PROBLEM REQUIREMENTS
Scan the lines below for the string "from" and report how many lines contain it, giving only the number.

* Begin *

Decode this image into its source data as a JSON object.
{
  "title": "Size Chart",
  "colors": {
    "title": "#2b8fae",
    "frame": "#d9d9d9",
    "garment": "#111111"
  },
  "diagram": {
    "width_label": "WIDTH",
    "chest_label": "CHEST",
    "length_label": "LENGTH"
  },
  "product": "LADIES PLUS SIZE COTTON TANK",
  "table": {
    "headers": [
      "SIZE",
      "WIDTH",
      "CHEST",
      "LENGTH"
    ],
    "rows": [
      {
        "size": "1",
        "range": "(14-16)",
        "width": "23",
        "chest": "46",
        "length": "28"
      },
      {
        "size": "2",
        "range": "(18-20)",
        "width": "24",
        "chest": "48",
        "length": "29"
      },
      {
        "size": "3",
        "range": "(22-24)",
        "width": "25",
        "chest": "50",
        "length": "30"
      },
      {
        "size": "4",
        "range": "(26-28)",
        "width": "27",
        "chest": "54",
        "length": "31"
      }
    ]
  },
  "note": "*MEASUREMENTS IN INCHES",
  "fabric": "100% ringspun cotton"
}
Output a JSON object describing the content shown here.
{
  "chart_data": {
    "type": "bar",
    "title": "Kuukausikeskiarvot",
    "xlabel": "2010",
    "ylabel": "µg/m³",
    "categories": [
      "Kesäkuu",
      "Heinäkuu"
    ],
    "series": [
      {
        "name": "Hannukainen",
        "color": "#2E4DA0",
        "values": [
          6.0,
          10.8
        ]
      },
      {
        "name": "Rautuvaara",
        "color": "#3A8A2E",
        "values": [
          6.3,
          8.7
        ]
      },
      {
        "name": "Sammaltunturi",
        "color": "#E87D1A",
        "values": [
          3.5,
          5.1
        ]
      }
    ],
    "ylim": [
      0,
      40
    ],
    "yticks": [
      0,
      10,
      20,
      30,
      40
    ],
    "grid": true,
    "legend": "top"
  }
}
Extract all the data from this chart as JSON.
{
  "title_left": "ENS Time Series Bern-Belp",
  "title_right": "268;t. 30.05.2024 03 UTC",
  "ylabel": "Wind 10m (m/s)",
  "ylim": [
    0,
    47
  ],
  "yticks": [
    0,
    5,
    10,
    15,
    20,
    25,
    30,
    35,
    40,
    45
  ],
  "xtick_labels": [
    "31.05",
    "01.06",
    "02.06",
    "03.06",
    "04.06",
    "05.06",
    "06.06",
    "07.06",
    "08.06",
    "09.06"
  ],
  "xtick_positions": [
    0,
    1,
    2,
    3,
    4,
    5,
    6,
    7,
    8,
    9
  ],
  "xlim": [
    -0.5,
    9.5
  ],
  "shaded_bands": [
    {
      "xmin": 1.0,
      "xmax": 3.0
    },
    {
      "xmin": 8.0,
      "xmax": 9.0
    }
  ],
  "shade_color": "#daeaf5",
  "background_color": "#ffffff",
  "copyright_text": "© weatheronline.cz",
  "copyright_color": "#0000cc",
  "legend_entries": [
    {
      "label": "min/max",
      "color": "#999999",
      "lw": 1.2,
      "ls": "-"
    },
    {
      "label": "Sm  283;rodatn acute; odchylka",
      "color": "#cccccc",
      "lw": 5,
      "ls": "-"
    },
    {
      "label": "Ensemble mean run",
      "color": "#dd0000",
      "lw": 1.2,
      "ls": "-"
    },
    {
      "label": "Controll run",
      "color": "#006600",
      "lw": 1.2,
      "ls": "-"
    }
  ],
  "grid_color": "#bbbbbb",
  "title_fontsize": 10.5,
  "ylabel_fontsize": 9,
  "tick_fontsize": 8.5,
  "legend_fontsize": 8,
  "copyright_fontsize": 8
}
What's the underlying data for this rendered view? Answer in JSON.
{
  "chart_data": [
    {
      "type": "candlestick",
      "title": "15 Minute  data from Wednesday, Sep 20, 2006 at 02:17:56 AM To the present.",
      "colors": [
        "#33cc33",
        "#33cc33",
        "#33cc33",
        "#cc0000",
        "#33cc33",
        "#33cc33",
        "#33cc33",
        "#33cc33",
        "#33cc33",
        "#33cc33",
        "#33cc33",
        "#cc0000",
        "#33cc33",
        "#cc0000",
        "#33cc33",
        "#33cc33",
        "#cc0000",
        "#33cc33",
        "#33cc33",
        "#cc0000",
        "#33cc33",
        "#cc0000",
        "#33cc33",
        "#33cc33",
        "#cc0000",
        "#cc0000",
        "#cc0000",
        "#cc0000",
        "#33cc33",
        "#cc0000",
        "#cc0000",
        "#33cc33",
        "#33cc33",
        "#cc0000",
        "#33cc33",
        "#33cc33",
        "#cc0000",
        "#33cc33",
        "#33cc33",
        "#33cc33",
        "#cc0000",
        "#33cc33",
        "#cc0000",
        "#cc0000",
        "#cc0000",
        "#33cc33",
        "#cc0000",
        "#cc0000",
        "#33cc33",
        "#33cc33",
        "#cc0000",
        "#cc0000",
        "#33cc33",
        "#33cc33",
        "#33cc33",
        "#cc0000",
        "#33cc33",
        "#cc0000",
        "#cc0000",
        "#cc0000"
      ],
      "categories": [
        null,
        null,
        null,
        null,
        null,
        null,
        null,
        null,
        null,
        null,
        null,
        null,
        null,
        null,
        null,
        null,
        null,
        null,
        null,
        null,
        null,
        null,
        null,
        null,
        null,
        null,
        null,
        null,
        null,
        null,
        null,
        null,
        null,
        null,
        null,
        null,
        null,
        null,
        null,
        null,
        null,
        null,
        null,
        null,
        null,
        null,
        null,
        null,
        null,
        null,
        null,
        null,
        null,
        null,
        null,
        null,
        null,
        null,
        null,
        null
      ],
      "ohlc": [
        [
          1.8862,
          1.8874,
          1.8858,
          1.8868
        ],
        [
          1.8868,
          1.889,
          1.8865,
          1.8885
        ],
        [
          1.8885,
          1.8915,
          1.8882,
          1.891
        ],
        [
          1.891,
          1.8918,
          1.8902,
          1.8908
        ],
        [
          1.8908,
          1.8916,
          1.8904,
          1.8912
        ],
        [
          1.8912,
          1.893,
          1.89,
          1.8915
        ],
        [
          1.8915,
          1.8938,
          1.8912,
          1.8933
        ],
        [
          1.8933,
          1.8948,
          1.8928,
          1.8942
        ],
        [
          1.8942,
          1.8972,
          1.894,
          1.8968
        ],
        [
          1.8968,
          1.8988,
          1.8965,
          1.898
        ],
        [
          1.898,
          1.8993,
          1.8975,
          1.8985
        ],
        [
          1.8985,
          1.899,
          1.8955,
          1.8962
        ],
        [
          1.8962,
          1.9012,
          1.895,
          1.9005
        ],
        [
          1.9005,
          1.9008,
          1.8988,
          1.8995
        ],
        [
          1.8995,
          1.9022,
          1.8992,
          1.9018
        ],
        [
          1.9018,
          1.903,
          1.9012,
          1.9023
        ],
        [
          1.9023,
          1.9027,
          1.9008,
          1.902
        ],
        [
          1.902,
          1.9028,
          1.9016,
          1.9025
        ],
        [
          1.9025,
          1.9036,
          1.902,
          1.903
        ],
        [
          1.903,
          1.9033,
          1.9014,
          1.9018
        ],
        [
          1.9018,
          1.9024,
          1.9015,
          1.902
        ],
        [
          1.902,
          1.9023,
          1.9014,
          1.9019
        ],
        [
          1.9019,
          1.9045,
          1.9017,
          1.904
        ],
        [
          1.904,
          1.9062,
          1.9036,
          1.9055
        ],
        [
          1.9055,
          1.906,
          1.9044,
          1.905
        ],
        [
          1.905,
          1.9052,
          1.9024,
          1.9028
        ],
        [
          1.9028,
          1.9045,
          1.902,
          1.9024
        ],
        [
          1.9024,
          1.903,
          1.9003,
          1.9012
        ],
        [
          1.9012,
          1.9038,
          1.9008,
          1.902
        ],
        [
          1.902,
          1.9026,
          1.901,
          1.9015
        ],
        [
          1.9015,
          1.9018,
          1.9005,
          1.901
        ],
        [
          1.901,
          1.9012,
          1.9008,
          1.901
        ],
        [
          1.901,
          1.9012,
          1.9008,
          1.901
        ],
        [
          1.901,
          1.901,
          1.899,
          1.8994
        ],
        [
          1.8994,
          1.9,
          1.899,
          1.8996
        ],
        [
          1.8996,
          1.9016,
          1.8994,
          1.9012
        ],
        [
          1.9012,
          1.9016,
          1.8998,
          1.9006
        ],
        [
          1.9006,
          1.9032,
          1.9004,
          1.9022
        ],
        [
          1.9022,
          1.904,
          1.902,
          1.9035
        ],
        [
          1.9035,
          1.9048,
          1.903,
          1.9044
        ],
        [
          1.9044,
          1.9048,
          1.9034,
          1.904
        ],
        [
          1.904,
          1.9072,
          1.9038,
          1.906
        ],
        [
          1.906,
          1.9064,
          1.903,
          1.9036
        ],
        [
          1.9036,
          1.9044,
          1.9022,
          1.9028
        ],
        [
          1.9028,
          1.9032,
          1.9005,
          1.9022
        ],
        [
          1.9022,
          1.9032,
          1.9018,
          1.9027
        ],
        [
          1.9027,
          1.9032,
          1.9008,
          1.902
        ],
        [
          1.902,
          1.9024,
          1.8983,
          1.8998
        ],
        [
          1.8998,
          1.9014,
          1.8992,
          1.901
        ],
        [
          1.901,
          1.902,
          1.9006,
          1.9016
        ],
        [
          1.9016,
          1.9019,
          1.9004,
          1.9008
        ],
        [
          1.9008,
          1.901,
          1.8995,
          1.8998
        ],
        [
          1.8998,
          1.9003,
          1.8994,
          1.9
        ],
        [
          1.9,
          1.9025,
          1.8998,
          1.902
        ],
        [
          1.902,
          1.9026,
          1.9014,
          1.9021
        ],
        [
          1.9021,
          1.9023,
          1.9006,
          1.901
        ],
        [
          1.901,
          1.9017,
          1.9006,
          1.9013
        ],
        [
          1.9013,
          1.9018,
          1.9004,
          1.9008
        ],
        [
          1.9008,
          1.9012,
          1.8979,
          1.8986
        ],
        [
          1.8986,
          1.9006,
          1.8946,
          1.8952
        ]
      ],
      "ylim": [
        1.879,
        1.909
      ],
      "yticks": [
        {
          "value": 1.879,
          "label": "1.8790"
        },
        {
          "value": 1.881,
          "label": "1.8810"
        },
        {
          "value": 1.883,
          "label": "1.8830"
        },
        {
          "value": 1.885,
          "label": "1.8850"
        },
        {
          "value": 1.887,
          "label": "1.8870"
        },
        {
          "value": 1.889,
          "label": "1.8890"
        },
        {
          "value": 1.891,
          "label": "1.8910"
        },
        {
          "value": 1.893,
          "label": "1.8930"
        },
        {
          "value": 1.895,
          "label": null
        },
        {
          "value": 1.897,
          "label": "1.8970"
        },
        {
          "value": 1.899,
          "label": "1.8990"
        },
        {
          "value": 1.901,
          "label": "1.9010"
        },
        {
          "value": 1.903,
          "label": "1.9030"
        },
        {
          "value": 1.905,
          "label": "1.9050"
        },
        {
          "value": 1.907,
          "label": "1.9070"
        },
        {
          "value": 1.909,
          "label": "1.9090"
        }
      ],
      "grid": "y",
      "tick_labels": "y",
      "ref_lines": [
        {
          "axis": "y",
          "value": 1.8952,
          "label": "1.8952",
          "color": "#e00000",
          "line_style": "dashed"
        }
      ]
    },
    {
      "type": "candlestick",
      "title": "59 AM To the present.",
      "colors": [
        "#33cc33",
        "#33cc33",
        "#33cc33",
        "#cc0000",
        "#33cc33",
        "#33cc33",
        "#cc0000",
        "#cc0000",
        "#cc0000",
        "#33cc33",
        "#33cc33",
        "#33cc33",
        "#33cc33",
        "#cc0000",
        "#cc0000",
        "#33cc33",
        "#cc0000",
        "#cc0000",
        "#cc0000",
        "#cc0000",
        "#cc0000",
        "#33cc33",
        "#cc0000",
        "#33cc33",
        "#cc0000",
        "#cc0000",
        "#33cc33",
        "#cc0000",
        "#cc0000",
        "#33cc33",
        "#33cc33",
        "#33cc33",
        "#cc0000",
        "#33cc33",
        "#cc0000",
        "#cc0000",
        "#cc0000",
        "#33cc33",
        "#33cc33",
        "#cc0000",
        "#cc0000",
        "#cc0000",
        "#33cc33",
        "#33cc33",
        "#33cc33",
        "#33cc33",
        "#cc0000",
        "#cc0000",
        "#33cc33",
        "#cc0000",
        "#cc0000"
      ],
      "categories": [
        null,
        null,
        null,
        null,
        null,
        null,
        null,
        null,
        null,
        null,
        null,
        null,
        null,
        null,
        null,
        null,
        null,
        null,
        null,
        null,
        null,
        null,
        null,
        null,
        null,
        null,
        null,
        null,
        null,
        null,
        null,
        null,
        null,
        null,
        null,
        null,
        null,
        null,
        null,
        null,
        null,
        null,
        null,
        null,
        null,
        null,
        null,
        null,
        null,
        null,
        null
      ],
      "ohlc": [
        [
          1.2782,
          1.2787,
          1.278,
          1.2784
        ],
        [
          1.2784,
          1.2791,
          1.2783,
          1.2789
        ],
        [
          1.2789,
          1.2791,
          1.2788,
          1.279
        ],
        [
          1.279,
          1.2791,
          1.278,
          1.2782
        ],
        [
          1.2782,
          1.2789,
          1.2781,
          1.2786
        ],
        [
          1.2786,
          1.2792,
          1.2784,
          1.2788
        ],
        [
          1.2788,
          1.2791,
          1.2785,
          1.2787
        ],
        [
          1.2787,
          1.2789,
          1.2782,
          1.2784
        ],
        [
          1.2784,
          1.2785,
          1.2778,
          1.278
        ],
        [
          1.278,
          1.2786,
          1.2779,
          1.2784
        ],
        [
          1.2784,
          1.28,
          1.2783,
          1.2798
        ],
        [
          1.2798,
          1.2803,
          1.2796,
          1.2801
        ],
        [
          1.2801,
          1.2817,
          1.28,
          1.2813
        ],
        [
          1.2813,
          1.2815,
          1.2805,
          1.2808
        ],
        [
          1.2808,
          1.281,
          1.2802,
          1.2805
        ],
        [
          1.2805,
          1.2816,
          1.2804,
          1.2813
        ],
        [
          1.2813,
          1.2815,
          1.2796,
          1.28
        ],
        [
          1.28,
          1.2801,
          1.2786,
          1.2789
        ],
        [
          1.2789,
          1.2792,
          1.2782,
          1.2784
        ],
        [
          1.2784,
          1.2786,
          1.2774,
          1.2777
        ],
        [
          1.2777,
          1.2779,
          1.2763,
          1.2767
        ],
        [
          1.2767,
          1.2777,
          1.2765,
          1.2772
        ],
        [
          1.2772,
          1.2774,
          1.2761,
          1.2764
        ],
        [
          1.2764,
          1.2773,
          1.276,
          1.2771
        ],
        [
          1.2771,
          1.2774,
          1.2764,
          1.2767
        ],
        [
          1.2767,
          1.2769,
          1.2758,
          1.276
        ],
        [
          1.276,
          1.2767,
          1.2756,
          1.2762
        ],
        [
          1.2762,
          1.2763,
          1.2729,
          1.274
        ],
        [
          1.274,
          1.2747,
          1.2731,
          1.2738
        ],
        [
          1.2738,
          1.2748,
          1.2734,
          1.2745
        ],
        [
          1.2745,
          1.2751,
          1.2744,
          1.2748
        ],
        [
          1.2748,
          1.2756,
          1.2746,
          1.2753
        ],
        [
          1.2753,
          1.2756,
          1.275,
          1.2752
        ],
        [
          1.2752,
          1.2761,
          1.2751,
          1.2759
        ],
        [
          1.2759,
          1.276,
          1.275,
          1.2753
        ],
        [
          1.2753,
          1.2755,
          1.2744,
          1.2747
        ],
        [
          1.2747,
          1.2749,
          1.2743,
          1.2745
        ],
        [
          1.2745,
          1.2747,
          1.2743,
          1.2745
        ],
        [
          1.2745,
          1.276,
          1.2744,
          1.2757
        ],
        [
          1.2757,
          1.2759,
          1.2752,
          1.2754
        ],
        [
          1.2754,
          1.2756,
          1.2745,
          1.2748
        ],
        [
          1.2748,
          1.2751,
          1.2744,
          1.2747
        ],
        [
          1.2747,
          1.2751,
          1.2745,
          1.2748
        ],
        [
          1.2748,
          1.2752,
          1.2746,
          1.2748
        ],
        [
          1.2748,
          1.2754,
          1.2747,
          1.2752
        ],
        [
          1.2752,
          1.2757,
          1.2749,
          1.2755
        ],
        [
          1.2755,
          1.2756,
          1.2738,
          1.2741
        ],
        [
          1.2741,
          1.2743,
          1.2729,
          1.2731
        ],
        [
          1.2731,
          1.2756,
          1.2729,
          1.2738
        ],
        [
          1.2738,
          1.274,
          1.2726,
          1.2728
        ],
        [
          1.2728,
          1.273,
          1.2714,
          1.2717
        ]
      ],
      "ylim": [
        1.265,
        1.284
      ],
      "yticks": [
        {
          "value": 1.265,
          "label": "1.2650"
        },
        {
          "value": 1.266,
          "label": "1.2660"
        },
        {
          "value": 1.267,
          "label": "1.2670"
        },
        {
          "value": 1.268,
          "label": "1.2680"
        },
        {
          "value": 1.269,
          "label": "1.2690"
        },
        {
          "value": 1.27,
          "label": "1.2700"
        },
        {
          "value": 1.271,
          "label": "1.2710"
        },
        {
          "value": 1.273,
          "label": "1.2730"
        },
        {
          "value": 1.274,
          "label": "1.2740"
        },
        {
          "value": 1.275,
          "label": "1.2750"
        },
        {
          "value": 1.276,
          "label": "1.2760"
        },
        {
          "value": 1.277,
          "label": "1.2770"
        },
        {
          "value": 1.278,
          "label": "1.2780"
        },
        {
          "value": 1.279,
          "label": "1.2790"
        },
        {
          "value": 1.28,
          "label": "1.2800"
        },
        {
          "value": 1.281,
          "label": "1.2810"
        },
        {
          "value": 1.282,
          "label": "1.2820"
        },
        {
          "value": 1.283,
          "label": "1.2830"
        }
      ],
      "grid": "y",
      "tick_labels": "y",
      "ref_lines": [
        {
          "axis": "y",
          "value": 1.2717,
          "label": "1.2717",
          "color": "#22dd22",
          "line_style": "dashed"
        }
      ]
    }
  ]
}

* End *

TASK SOLUTION
2